_The task_.
Pick out all lines in the listing holding the string "years" and copy them.

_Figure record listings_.
_ _ _ _ _
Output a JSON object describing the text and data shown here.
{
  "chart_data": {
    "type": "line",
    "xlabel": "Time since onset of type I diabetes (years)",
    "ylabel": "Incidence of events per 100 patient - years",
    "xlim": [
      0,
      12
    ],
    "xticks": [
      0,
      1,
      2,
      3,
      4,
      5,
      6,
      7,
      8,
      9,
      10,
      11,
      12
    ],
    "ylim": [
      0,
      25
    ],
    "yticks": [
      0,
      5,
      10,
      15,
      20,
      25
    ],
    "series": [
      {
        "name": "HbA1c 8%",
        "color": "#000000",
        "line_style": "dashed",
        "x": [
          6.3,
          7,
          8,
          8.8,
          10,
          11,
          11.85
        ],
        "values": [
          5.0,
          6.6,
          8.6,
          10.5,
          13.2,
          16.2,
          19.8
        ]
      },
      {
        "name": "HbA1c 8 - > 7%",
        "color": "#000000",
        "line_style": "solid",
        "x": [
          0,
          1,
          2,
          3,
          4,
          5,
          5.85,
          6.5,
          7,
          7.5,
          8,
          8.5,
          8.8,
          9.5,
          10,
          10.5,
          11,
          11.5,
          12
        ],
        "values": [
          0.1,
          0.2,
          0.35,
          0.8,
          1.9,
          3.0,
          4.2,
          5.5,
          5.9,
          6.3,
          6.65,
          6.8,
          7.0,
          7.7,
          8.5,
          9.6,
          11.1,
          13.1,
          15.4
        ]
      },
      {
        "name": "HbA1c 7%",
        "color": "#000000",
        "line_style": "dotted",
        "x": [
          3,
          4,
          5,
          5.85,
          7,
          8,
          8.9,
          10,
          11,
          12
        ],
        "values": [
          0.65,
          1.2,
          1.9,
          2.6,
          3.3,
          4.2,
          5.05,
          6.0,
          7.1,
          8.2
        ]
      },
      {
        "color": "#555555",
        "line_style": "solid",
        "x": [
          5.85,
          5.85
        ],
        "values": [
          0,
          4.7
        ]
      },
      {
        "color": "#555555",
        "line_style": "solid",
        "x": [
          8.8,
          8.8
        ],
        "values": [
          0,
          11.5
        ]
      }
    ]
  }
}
_ _ _ _ _
_Response for this exercise_.
    "xlabel": "Time since onset of type I diabetes (years)",
    "ylabel": "Incidence of events per 100 patient - years",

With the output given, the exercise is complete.